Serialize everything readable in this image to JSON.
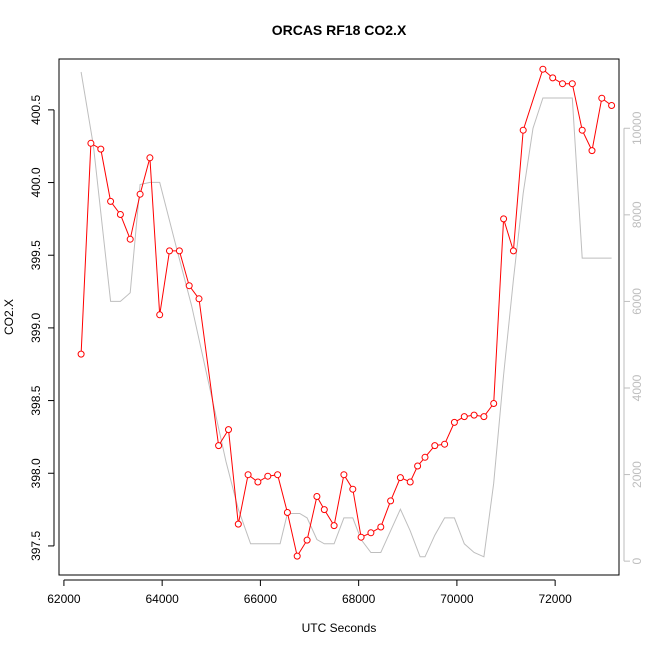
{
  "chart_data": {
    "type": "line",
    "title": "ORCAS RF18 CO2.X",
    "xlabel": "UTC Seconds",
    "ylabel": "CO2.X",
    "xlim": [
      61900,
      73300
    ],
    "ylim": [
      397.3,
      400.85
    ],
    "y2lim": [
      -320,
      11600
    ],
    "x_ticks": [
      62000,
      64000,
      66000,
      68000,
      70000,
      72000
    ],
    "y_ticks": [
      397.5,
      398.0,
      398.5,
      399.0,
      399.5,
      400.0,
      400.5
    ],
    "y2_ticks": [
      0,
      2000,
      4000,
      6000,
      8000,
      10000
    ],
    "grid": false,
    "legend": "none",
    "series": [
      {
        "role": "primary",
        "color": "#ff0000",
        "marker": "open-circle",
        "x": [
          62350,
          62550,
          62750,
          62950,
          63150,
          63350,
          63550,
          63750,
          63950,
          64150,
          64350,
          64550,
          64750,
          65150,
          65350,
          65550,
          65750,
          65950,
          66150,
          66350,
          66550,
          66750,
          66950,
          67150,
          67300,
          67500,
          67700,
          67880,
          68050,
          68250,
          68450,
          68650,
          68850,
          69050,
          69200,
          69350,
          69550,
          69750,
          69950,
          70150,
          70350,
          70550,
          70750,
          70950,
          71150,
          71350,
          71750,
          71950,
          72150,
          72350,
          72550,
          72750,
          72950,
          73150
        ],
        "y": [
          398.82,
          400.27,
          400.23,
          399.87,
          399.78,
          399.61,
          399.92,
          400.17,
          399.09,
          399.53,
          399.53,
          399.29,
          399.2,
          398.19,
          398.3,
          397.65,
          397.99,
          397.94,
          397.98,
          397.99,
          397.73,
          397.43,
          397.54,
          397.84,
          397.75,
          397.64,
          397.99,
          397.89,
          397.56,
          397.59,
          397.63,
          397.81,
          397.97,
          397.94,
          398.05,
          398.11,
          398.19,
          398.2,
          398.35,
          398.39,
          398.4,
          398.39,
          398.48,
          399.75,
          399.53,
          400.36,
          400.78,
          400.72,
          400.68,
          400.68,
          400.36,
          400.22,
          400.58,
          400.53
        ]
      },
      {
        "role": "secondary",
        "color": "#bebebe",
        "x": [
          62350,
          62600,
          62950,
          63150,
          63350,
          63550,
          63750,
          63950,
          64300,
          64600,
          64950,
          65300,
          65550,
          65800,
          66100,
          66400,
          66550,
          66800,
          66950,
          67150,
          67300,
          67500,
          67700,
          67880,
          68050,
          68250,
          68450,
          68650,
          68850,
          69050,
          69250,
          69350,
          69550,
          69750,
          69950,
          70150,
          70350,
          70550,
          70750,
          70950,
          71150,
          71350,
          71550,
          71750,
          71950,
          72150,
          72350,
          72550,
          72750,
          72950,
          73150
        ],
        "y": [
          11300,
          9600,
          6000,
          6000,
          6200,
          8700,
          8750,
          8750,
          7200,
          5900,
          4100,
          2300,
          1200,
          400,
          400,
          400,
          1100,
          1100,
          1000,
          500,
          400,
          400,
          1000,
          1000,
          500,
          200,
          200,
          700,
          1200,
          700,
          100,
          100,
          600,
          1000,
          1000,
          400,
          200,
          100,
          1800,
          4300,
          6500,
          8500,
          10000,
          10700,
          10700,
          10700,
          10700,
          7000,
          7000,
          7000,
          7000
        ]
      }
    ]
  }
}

Requirement -
Without including any picture, repeat the data exactly.

Solution to this task -
Serialize everything readable in this image to JSON.
{
  "chart_data": {
    "type": "line",
    "title": "ORCAS RF18 CO2.X",
    "xlabel": "UTC Seconds",
    "ylabel": "CO2.X",
    "xlim": [
      61900,
      73300
    ],
    "ylim": [
      397.3,
      400.85
    ],
    "y2lim": [
      -320,
      11600
    ],
    "x_ticks": [
      62000,
      64000,
      66000,
      68000,
      70000,
      72000
    ],
    "y_ticks": [
      397.5,
      398.0,
      398.5,
      399.0,
      399.5,
      400.0,
      400.5
    ],
    "y2_ticks": [
      0,
      2000,
      4000,
      6000,
      8000,
      10000
    ],
    "grid": false,
    "legend": "none",
    "series": [
      {
        "role": "primary",
        "color": "#ff0000",
        "marker": "open-circle",
        "x": [
          62350,
          62550,
          62750,
          62950,
          63150,
          63350,
          63550,
          63750,
          63950,
          64150,
          64350,
          64550,
          64750,
          65150,
          65350,
          65550,
          65750,
          65950,
          66150,
          66350,
          66550,
          66750,
          66950,
          67150,
          67300,
          67500,
          67700,
          67880,
          68050,
          68250,
          68450,
          68650,
          68850,
          69050,
          69200,
          69350,
          69550,
          69750,
          69950,
          70150,
          70350,
          70550,
          70750,
          70950,
          71150,
          71350,
          71750,
          71950,
          72150,
          72350,
          72550,
          72750,
          72950,
          73150
        ],
        "y": [
          398.82,
          400.27,
          400.23,
          399.87,
          399.78,
          399.61,
          399.92,
          400.17,
          399.09,
          399.53,
          399.53,
          399.29,
          399.2,
          398.19,
          398.3,
          397.65,
          397.99,
          397.94,
          397.98,
          397.99,
          397.73,
          397.43,
          397.54,
          397.84,
          397.75,
          397.64,
          397.99,
          397.89,
          397.56,
          397.59,
          397.63,
          397.81,
          397.97,
          397.94,
          398.05,
          398.11,
          398.19,
          398.2,
          398.35,
          398.39,
          398.4,
          398.39,
          398.48,
          399.75,
          399.53,
          400.36,
          400.78,
          400.72,
          400.68,
          400.68,
          400.36,
          400.22,
          400.58,
          400.53
        ]
      },
      {
        "role": "secondary",
        "color": "#bebebe",
        "x": [
          62350,
          62600,
          62950,
          63150,
          63350,
          63550,
          63750,
          63950,
          64300,
          64600,
          64950,
          65300,
          65550,
          65800,
          66100,
          66400,
          66550,
          66800,
          66950,
          67150,
          67300,
          67500,
          67700,
          67880,
          68050,
          68250,
          68450,
          68650,
          68850,
          69050,
          69250,
          69350,
          69550,
          69750,
          69950,
          70150,
          70350,
          70550,
          70750,
          70950,
          71150,
          71350,
          71550,
          71750,
          71950,
          72150,
          72350,
          72550,
          72750,
          72950,
          73150
        ],
        "y": [
          11300,
          9600,
          6000,
          6000,
          6200,
          8700,
          8750,
          8750,
          7200,
          5900,
          4100,
          2300,
          1200,
          400,
          400,
          400,
          1100,
          1100,
          1000,
          500,
          400,
          400,
          1000,
          1000,
          500,
          200,
          200,
          700,
          1200,
          700,
          100,
          100,
          600,
          1000,
          1000,
          400,
          200,
          100,
          1800,
          4300,
          6500,
          8500,
          10000,
          10700,
          10700,
          10700,
          10700,
          7000,
          7000,
          7000,
          7000
        ]
      }
    ]
  }
}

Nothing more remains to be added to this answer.